▶ **PROBLEM**:
Every line below should be copied exactly; drop the pictures.

▶ **MATERIAL FOR THIS EXERCISE**:

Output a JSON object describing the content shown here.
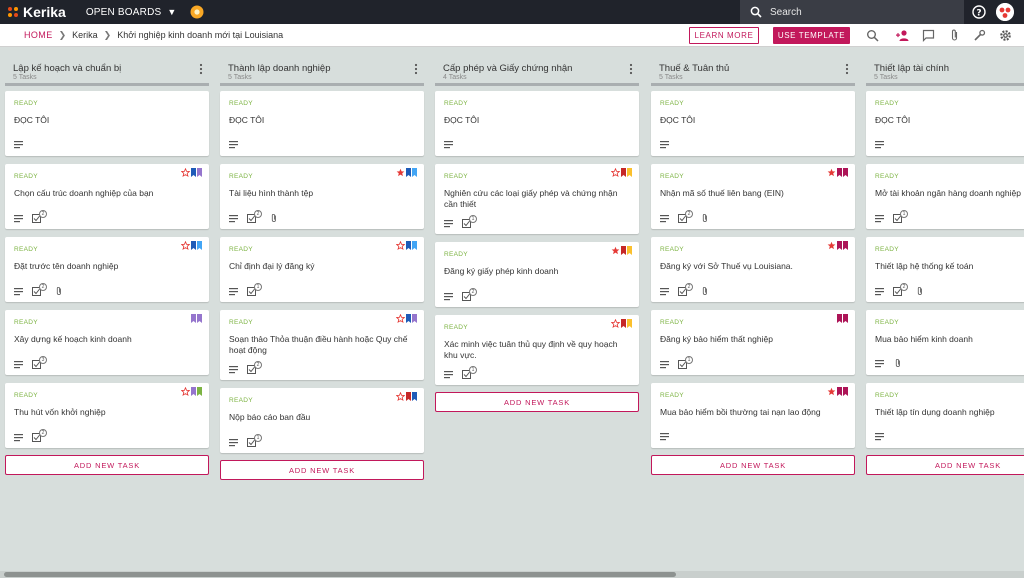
{
  "app": {
    "brand": "Kerika",
    "open_boards_label": "OPEN BOARDS",
    "search_placeholder": "Search"
  },
  "breadcrumb": {
    "home": "HOME",
    "workspace": "Kerika",
    "board": "Khởi nghiệp kinh doanh mới tại Louisiana"
  },
  "actions": {
    "learn_more": "LEARN MORE",
    "use_template": "USE TEMPLATE"
  },
  "colors": {
    "accent": "#c2185b",
    "status_green": "#7cb342",
    "star_red": "#e53935",
    "topbar": "#20232b",
    "board_bg": "#d7dedc"
  },
  "add_task_label": "ADD NEW TASK",
  "columns": [
    {
      "title": "Lập kế hoạch và chuẩn bị",
      "count": "5 Tasks",
      "cards": [
        {
          "status": "READY",
          "title": "ĐỌC TÔI",
          "star": "none",
          "flags": [],
          "checklist": "",
          "attachment": false
        },
        {
          "status": "READY",
          "title": "Chọn cấu trúc doanh nghiệp của bạn",
          "star": "outline",
          "flags": [
            "#1e5bb8",
            "#9575cd"
          ],
          "checklist": "2",
          "attachment": false
        },
        {
          "status": "READY",
          "title": "Đặt trước tên doanh nghiệp",
          "star": "outline",
          "flags": [
            "#1e5bb8",
            "#42a5f5"
          ],
          "checklist": "2",
          "attachment": true
        },
        {
          "status": "READY",
          "title": "Xây dựng kế hoạch kinh doanh",
          "star": "none",
          "flags": [
            "#9575cd",
            "#9575cd"
          ],
          "checklist": "3",
          "attachment": false
        },
        {
          "status": "READY",
          "title": "Thu hút vốn khởi nghiệp",
          "star": "outline",
          "flags": [
            "#9575cd",
            "#7cb342"
          ],
          "checklist": "2",
          "attachment": false
        }
      ]
    },
    {
      "title": "Thành lập doanh nghiệp",
      "count": "5 Tasks",
      "cards": [
        {
          "status": "READY",
          "title": "ĐỌC TÔI",
          "star": "none",
          "flags": [],
          "checklist": "",
          "attachment": false
        },
        {
          "status": "READY",
          "title": "Tài liệu hình thành tệp",
          "star": "filled",
          "flags": [
            "#1e5bb8",
            "#42a5f5"
          ],
          "checklist": "2",
          "attachment": true
        },
        {
          "status": "READY",
          "title": "Chỉ định đại lý đăng ký",
          "star": "outline",
          "flags": [
            "#1e5bb8",
            "#42a5f5"
          ],
          "checklist": "1",
          "attachment": false
        },
        {
          "status": "READY",
          "title": "Soạn thảo Thỏa thuận điều hành hoặc Quy chế hoạt động",
          "star": "outline",
          "flags": [
            "#1e5bb8",
            "#9575cd"
          ],
          "checklist": "2",
          "attachment": false
        },
        {
          "status": "READY",
          "title": "Nộp báo cáo ban đầu",
          "star": "outline",
          "flags": [
            "#c62828",
            "#1e5bb8"
          ],
          "checklist": "1",
          "attachment": false
        }
      ]
    },
    {
      "title": "Cấp phép và Giấy chứng nhận",
      "count": "4 Tasks",
      "cards": [
        {
          "status": "READY",
          "title": "ĐỌC TÔI",
          "star": "none",
          "flags": [],
          "checklist": "",
          "attachment": false
        },
        {
          "status": "READY",
          "title": "Nghiên cứu các loại giấy phép và chứng nhận cần thiết",
          "star": "outline",
          "flags": [
            "#c62828",
            "#fbc02d"
          ],
          "checklist": "1",
          "attachment": false
        },
        {
          "status": "READY",
          "title": "Đăng ký giấy phép kinh doanh",
          "star": "filled",
          "flags": [
            "#c62828",
            "#fbc02d"
          ],
          "checklist": "2",
          "attachment": false
        },
        {
          "status": "READY",
          "title": "Xác minh việc tuân thủ quy định về quy hoạch khu vực.",
          "star": "outline",
          "flags": [
            "#c62828",
            "#fbc02d"
          ],
          "checklist": "1",
          "attachment": false
        }
      ]
    },
    {
      "title": "Thuế & Tuân thủ",
      "count": "5 Tasks",
      "cards": [
        {
          "status": "READY",
          "title": "ĐỌC TÔI",
          "star": "none",
          "flags": [],
          "checklist": "",
          "attachment": false
        },
        {
          "status": "READY",
          "title": "Nhận mã số thuế liên bang (EIN)",
          "star": "filled",
          "flags": [
            "#ad1457",
            "#ad1457"
          ],
          "checklist": "2",
          "attachment": true
        },
        {
          "status": "READY",
          "title": "Đăng ký với Sở Thuế vụ Louisiana.",
          "star": "filled",
          "flags": [
            "#ad1457",
            "#ad1457"
          ],
          "checklist": "2",
          "attachment": true
        },
        {
          "status": "READY",
          "title": "Đăng ký bảo hiểm thất nghiệp",
          "star": "none",
          "flags": [
            "#ad1457",
            "#ad1457"
          ],
          "checklist": "1",
          "attachment": false
        },
        {
          "status": "READY",
          "title": "Mua bảo hiểm bồi thường tai nạn lao động",
          "star": "filled",
          "flags": [
            "#ad1457",
            "#ad1457"
          ],
          "checklist": "",
          "attachment": false
        }
      ]
    },
    {
      "title": "Thiết lập tài chính",
      "count": "5 Tasks",
      "cards": [
        {
          "status": "READY",
          "title": "ĐỌC TÔI",
          "star": "none",
          "flags": [],
          "checklist": "",
          "attachment": false
        },
        {
          "status": "READY",
          "title": "Mở tài khoản ngân hàng doanh nghiệp",
          "star": "none",
          "flags": [],
          "checklist": "1",
          "attachment": false
        },
        {
          "status": "READY",
          "title": "Thiết lập hệ thống kế toán",
          "star": "none",
          "flags": [],
          "checklist": "2",
          "attachment": true
        },
        {
          "status": "READY",
          "title": "Mua bảo hiểm kinh doanh",
          "star": "none",
          "flags": [],
          "checklist": "",
          "attachment": true
        },
        {
          "status": "READY",
          "title": "Thiết lập tín dụng doanh nghiệp",
          "star": "none",
          "flags": [],
          "checklist": "",
          "attachment": false
        }
      ]
    }
  ]
}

▶ **EXPECTED ANSWER**:
Output a JSON object describing the content shown here.
{
  "app": {
    "brand": "Kerika",
    "open_boards_label": "OPEN BOARDS",
    "search_placeholder": "Search"
  },
  "breadcrumb": {
    "home": "HOME",
    "workspace": "Kerika",
    "board": "Khởi nghiệp kinh doanh mới tại Louisiana"
  },
  "actions": {
    "learn_more": "LEARN MORE",
    "use_template": "USE TEMPLATE"
  },
  "colors": {
    "accent": "#c2185b",
    "status_green": "#7cb342",
    "star_red": "#e53935",
    "topbar": "#20232b",
    "board_bg": "#d7dedc"
  },
  "add_task_label": "ADD NEW TASK",
  "columns": [
    {
      "title": "Lập kế hoạch và chuẩn bị",
      "count": "5 Tasks",
      "cards": [
        {
          "status": "READY",
          "title": "ĐỌC TÔI",
          "star": "none",
          "flags": [],
          "checklist": "",
          "attachment": false
        },
        {
          "status": "READY",
          "title": "Chọn cấu trúc doanh nghiệp của bạn",
          "star": "outline",
          "flags": [
            "#1e5bb8",
            "#9575cd"
          ],
          "checklist": "2",
          "attachment": false
        },
        {
          "status": "READY",
          "title": "Đặt trước tên doanh nghiệp",
          "star": "outline",
          "flags": [
            "#1e5bb8",
            "#42a5f5"
          ],
          "checklist": "2",
          "attachment": true
        },
        {
          "status": "READY",
          "title": "Xây dựng kế hoạch kinh doanh",
          "star": "none",
          "flags": [
            "#9575cd",
            "#9575cd"
          ],
          "checklist": "3",
          "attachment": false
        },
        {
          "status": "READY",
          "title": "Thu hút vốn khởi nghiệp",
          "star": "outline",
          "flags": [
            "#9575cd",
            "#7cb342"
          ],
          "checklist": "2",
          "attachment": false
        }
      ]
    },
    {
      "title": "Thành lập doanh nghiệp",
      "count": "5 Tasks",
      "cards": [
        {
          "status": "READY",
          "title": "ĐỌC TÔI",
          "star": "none",
          "flags": [],
          "checklist": "",
          "attachment": false
        },
        {
          "status": "READY",
          "title": "Tài liệu hình thành tệp",
          "star": "filled",
          "flags": [
            "#1e5bb8",
            "#42a5f5"
          ],
          "checklist": "2",
          "attachment": true
        },
        {
          "status": "READY",
          "title": "Chỉ định đại lý đăng ký",
          "star": "outline",
          "flags": [
            "#1e5bb8",
            "#42a5f5"
          ],
          "checklist": "1",
          "attachment": false
        },
        {
          "status": "READY",
          "title": "Soạn thảo Thỏa thuận điều hành hoặc Quy chế hoạt động",
          "star": "outline",
          "flags": [
            "#1e5bb8",
            "#9575cd"
          ],
          "checklist": "2",
          "attachment": false
        },
        {
          "status": "READY",
          "title": "Nộp báo cáo ban đầu",
          "star": "outline",
          "flags": [
            "#c62828",
            "#1e5bb8"
          ],
          "checklist": "1",
          "attachment": false
        }
      ]
    },
    {
      "title": "Cấp phép và Giấy chứng nhận",
      "count": "4 Tasks",
      "cards": [
        {
          "status": "READY",
          "title": "ĐỌC TÔI",
          "star": "none",
          "flags": [],
          "checklist": "",
          "attachment": false
        },
        {
          "status": "READY",
          "title": "Nghiên cứu các loại giấy phép và chứng nhận cần thiết",
          "star": "outline",
          "flags": [
            "#c62828",
            "#fbc02d"
          ],
          "checklist": "1",
          "attachment": false
        },
        {
          "status": "READY",
          "title": "Đăng ký giấy phép kinh doanh",
          "star": "filled",
          "flags": [
            "#c62828",
            "#fbc02d"
          ],
          "checklist": "2",
          "attachment": false
        },
        {
          "status": "READY",
          "title": "Xác minh việc tuân thủ quy định về quy hoạch khu vực.",
          "star": "outline",
          "flags": [
            "#c62828",
            "#fbc02d"
          ],
          "checklist": "1",
          "attachment": false
        }
      ]
    },
    {
      "title": "Thuế & Tuân thủ",
      "count": "5 Tasks",
      "cards": [
        {
          "status": "READY",
          "title": "ĐỌC TÔI",
          "star": "none",
          "flags": [],
          "checklist": "",
          "attachment": false
        },
        {
          "status": "READY",
          "title": "Nhận mã số thuế liên bang (EIN)",
          "star": "filled",
          "flags": [
            "#ad1457",
            "#ad1457"
          ],
          "checklist": "2",
          "attachment": true
        },
        {
          "status": "READY",
          "title": "Đăng ký với Sở Thuế vụ Louisiana.",
          "star": "filled",
          "flags": [
            "#ad1457",
            "#ad1457"
          ],
          "checklist": "2",
          "attachment": true
        },
        {
          "status": "READY",
          "title": "Đăng ký bảo hiểm thất nghiệp",
          "star": "none",
          "flags": [
            "#ad1457",
            "#ad1457"
          ],
          "checklist": "1",
          "attachment": false
        },
        {
          "status": "READY",
          "title": "Mua bảo hiểm bồi thường tai nạn lao động",
          "star": "filled",
          "flags": [
            "#ad1457",
            "#ad1457"
          ],
          "checklist": "",
          "attachment": false
        }
      ]
    },
    {
      "title": "Thiết lập tài chính",
      "count": "5 Tasks",
      "cards": [
        {
          "status": "READY",
          "title": "ĐỌC TÔI",
          "star": "none",
          "flags": [],
          "checklist": "",
          "attachment": false
        },
        {
          "status": "READY",
          "title": "Mở tài khoản ngân hàng doanh nghiệp",
          "star": "none",
          "flags": [],
          "checklist": "1",
          "attachment": false
        },
        {
          "status": "READY",
          "title": "Thiết lập hệ thống kế toán",
          "star": "none",
          "flags": [],
          "checklist": "2",
          "attachment": true
        },
        {
          "status": "READY",
          "title": "Mua bảo hiểm kinh doanh",
          "star": "none",
          "flags": [],
          "checklist": "",
          "attachment": true
        },
        {
          "status": "READY",
          "title": "Thiết lập tín dụng doanh nghiệp",
          "star": "none",
          "flags": [],
          "checklist": "",
          "attachment": false
        }
      ]
    }
  ]
}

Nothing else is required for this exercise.